▶ [Written request] Output the material beneath exactly, leaving nothing out.

----

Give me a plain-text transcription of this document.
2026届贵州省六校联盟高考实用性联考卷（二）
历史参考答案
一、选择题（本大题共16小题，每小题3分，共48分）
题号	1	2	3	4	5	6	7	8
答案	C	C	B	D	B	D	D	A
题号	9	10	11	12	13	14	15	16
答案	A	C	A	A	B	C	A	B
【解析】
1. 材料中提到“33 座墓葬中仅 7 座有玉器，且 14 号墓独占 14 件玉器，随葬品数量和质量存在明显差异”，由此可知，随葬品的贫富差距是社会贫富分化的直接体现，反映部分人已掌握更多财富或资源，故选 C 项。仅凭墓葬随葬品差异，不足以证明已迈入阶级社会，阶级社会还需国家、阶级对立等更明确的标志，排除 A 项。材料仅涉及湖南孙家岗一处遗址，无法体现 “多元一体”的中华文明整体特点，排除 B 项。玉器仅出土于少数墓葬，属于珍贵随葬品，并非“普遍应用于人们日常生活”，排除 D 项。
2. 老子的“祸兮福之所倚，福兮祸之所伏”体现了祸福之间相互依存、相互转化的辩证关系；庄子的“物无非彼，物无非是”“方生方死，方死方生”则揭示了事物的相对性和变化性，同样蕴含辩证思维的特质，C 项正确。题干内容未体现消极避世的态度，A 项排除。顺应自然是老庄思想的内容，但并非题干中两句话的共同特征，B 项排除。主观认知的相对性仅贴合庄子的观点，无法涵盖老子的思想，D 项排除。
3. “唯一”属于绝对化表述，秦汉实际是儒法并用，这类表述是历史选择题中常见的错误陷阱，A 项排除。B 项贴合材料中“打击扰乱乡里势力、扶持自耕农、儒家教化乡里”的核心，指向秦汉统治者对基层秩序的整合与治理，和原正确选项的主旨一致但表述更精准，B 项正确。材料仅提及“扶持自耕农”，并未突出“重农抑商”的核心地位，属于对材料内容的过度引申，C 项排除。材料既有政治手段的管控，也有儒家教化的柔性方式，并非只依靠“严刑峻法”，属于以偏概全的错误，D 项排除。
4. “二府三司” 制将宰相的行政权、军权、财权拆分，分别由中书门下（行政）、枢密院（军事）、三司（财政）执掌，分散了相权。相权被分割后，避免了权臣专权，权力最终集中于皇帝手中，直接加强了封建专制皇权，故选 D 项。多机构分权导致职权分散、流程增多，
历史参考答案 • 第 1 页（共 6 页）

----

▶ [Exercise result]
Give me a plain-text transcription of this document.
2026届贵州省六校联盟高考实用性联考卷（二）
历史参考答案
一、选择题（本大题共16小题，每小题3分，共48分）
题号	1	2	3	4	5	6	7	8
答案	C	C	B	D	B	D	D	A
题号	9	10	11	12	13	14	15	16
答案	A	C	A	A	B	C	A	B
【解析】
1. 材料中提到“33 座墓葬中仅 7 座有玉器，且 14 号墓独占 14 件玉器，随葬品数量和质量存在明显差异”，由此可知，随葬品的贫富差距是社会贫富分化的直接体现，反映部分人已掌握更多财富或资源，故选 C 项。仅凭墓葬随葬品差异，不足以证明已迈入阶级社会，阶级社会还需国家、阶级对立等更明确的标志，排除 A 项。材料仅涉及湖南孙家岗一处遗址，无法体现 “多元一体”的中华文明整体特点，排除 B 项。玉器仅出土于少数墓葬，属于珍贵随葬品，并非“普遍应用于人们日常生活”，排除 D 项。
2. 老子的“祸兮福之所倚，福兮祸之所伏”体现了祸福之间相互依存、相互转化的辩证关系；庄子的“物无非彼，物无非是”“方生方死，方死方生”则揭示了事物的相对性和变化性，同样蕴含辩证思维的特质，C 项正确。题干内容未体现消极避世的态度，A 项排除。顺应自然是老庄思想的内容，但并非题干中两句话的共同特征，B 项排除。主观认知的相对性仅贴合庄子的观点，无法涵盖老子的思想，D 项排除。
3. “唯一”属于绝对化表述，秦汉实际是儒法并用，这类表述是历史选择题中常见的错误陷阱，A 项排除。B 项贴合材料中“打击扰乱乡里势力、扶持自耕农、儒家教化乡里”的核心，指向秦汉统治者对基层秩序的整合与治理，和原正确选项的主旨一致但表述更精准，B 项正确。材料仅提及“扶持自耕农”，并未突出“重农抑商”的核心地位，属于对材料内容的过度引申，C 项排除。材料既有政治手段的管控，也有儒家教化的柔性方式，并非只依靠“严刑峻法”，属于以偏概全的错误，D 项排除。
4. “二府三司” 制将宰相的行政权、军权、财权拆分，分别由中书门下（行政）、枢密院（军事）、三司（财政）执掌，分散了相权。相权被分割后，避免了权臣专权，权力最终集中于皇帝手中，直接加强了封建专制皇权，故选 D 项。多机构分权导致职权分散、流程增多，
历史参考答案 • 第 1 页（共 6 页）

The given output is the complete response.